Your task is to transcribe all of the records exactly and leave out the pictures.

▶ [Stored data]
start

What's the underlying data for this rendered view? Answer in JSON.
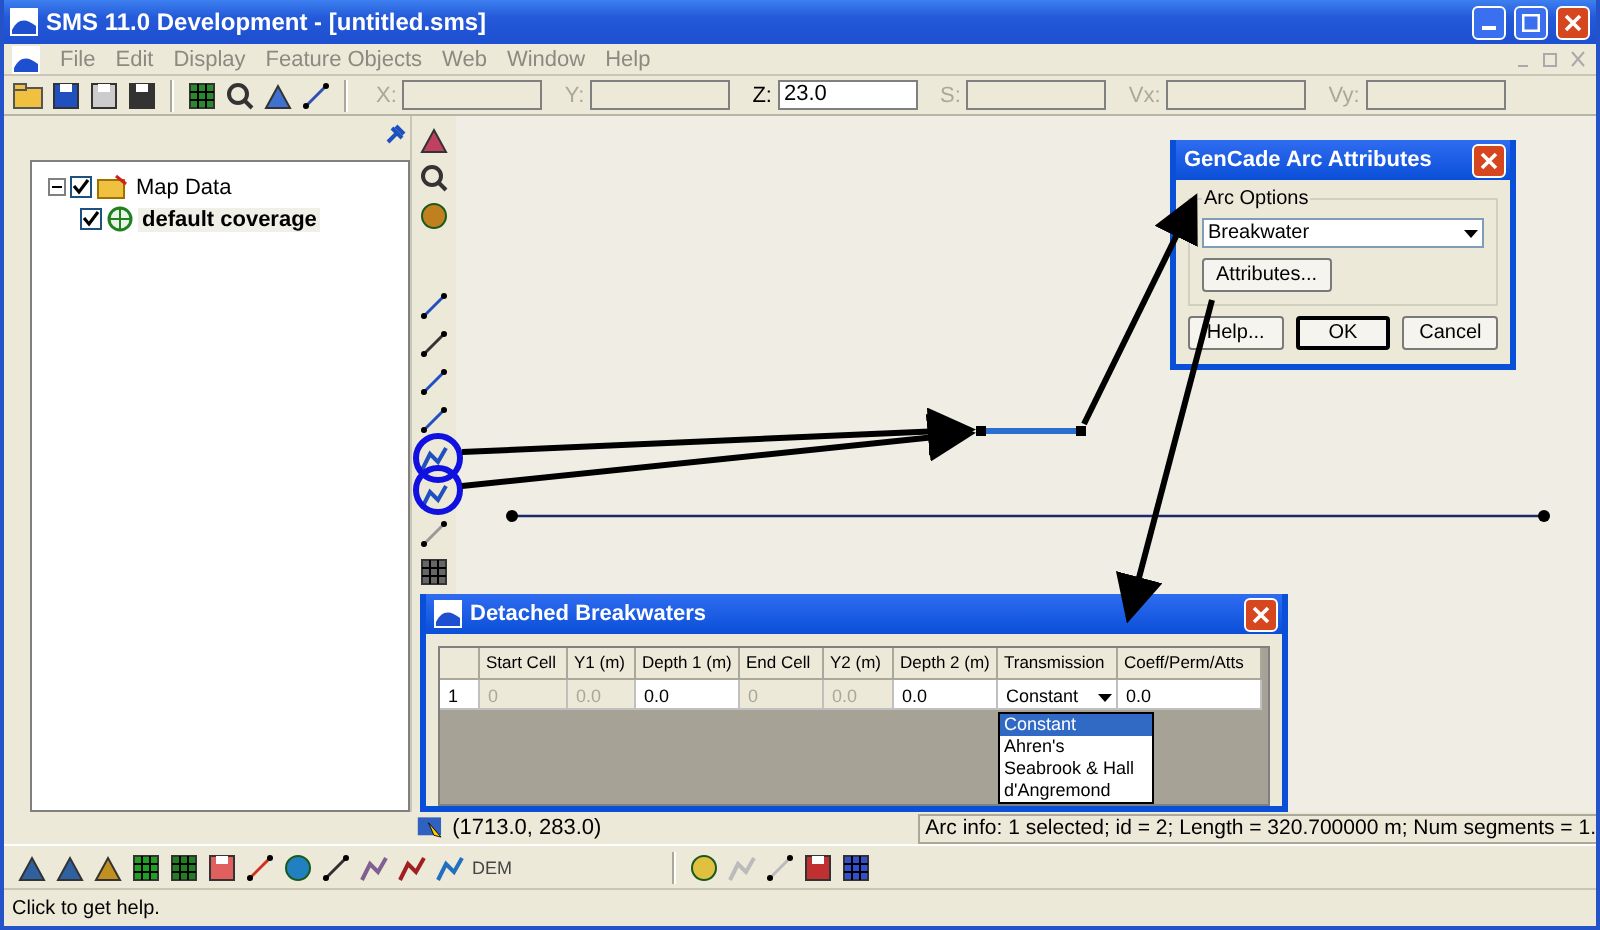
{
  "window": {
    "title": "SMS 11.0 Development - [untitled.sms]"
  },
  "menu": [
    "File",
    "Edit",
    "Display",
    "Feature Objects",
    "Web",
    "Window",
    "Help"
  ],
  "coordinates": [
    {
      "label": "X:",
      "disabled": true
    },
    {
      "label": "Y:",
      "disabled": true
    },
    {
      "label": "Z:",
      "value": "23.0",
      "disabled": false
    },
    {
      "label": "S:",
      "disabled": true
    },
    {
      "label": "Vx:",
      "disabled": true
    },
    {
      "label": "Vy:",
      "disabled": true
    }
  ],
  "tree": [
    {
      "label": "Map Data",
      "checked": true,
      "active": false,
      "expanded": true,
      "children": [
        {
          "label": "default coverage",
          "checked": true,
          "active": true
        }
      ]
    }
  ],
  "arc_dialog": {
    "title": "GenCade Arc Attributes",
    "group": "Arc Options",
    "type_value": "Breakwater",
    "attributes_button": "Attributes...",
    "buttons": [
      {
        "label": "Help...",
        "default": false
      },
      {
        "label": "OK",
        "default": true
      },
      {
        "label": "Cancel",
        "default": false
      }
    ]
  },
  "breakwater_dialog": {
    "title": "Detached Breakwaters",
    "columns": [
      "Start Cell",
      "Y1 (m)",
      "Depth 1 (m)",
      "End Cell",
      "Y2 (m)",
      "Depth 2 (m)",
      "Transmission",
      "Coeff/Perm/Atts"
    ],
    "rows": [
      {
        "number": "1",
        "cells": [
          {
            "text": "0",
            "disabled": true,
            "kind": "text"
          },
          {
            "text": "0.0",
            "disabled": true,
            "kind": "text"
          },
          {
            "text": "0.0",
            "disabled": false,
            "kind": "text"
          },
          {
            "text": "0",
            "disabled": true,
            "kind": "text"
          },
          {
            "text": "0.0",
            "disabled": true,
            "kind": "text"
          },
          {
            "text": "0.0",
            "disabled": false,
            "kind": "text"
          },
          {
            "text": "Constant",
            "disabled": false,
            "kind": "dropdown"
          },
          {
            "text": "0.0",
            "disabled": false,
            "kind": "text"
          }
        ]
      }
    ],
    "dropdown_options": [
      {
        "label": "Constant",
        "selected": true
      },
      {
        "label": "Ahren's",
        "selected": false
      },
      {
        "label": "Seabrook & Hall",
        "selected": false
      },
      {
        "label": "d'Angremond",
        "selected": false
      }
    ]
  },
  "status": {
    "coordinates": "(1713.0, 283.0)",
    "arc_info": "Arc info: 1 selected; id = 2; Length = 320.700000 m; Num segments = 1."
  },
  "bottom_toolbar": {
    "label": "DEM"
  },
  "help_text": "Click to get help."
}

end

▶ [Problem solution]
What's the underlying data for this rendered view? Answer in JSON.
{
  "window": {
    "title": "SMS 11.0 Development - [untitled.sms]"
  },
  "menu": [
    "File",
    "Edit",
    "Display",
    "Feature Objects",
    "Web",
    "Window",
    "Help"
  ],
  "coordinates": [
    {
      "label": "X:",
      "disabled": true
    },
    {
      "label": "Y:",
      "disabled": true
    },
    {
      "label": "Z:",
      "value": "23.0",
      "disabled": false
    },
    {
      "label": "S:",
      "disabled": true
    },
    {
      "label": "Vx:",
      "disabled": true
    },
    {
      "label": "Vy:",
      "disabled": true
    }
  ],
  "tree": [
    {
      "label": "Map Data",
      "checked": true,
      "active": false,
      "expanded": true,
      "children": [
        {
          "label": "default coverage",
          "checked": true,
          "active": true
        }
      ]
    }
  ],
  "arc_dialog": {
    "title": "GenCade Arc Attributes",
    "group": "Arc Options",
    "type_value": "Breakwater",
    "attributes_button": "Attributes...",
    "buttons": [
      {
        "label": "Help...",
        "default": false
      },
      {
        "label": "OK",
        "default": true
      },
      {
        "label": "Cancel",
        "default": false
      }
    ]
  },
  "breakwater_dialog": {
    "title": "Detached Breakwaters",
    "columns": [
      "Start Cell",
      "Y1 (m)",
      "Depth 1 (m)",
      "End Cell",
      "Y2 (m)",
      "Depth 2 (m)",
      "Transmission",
      "Coeff/Perm/Atts"
    ],
    "rows": [
      {
        "number": "1",
        "cells": [
          {
            "text": "0",
            "disabled": true,
            "kind": "text"
          },
          {
            "text": "0.0",
            "disabled": true,
            "kind": "text"
          },
          {
            "text": "0.0",
            "disabled": false,
            "kind": "text"
          },
          {
            "text": "0",
            "disabled": true,
            "kind": "text"
          },
          {
            "text": "0.0",
            "disabled": true,
            "kind": "text"
          },
          {
            "text": "0.0",
            "disabled": false,
            "kind": "text"
          },
          {
            "text": "Constant",
            "disabled": false,
            "kind": "dropdown"
          },
          {
            "text": "0.0",
            "disabled": false,
            "kind": "text"
          }
        ]
      }
    ],
    "dropdown_options": [
      {
        "label": "Constant",
        "selected": true
      },
      {
        "label": "Ahren's",
        "selected": false
      },
      {
        "label": "Seabrook & Hall",
        "selected": false
      },
      {
        "label": "d'Angremond",
        "selected": false
      }
    ]
  },
  "status": {
    "coordinates": "(1713.0, 283.0)",
    "arc_info": "Arc info: 1 selected; id = 2; Length = 320.700000 m; Num segments = 1."
  },
  "bottom_toolbar": {
    "label": "DEM"
  },
  "help_text": "Click to get help."
}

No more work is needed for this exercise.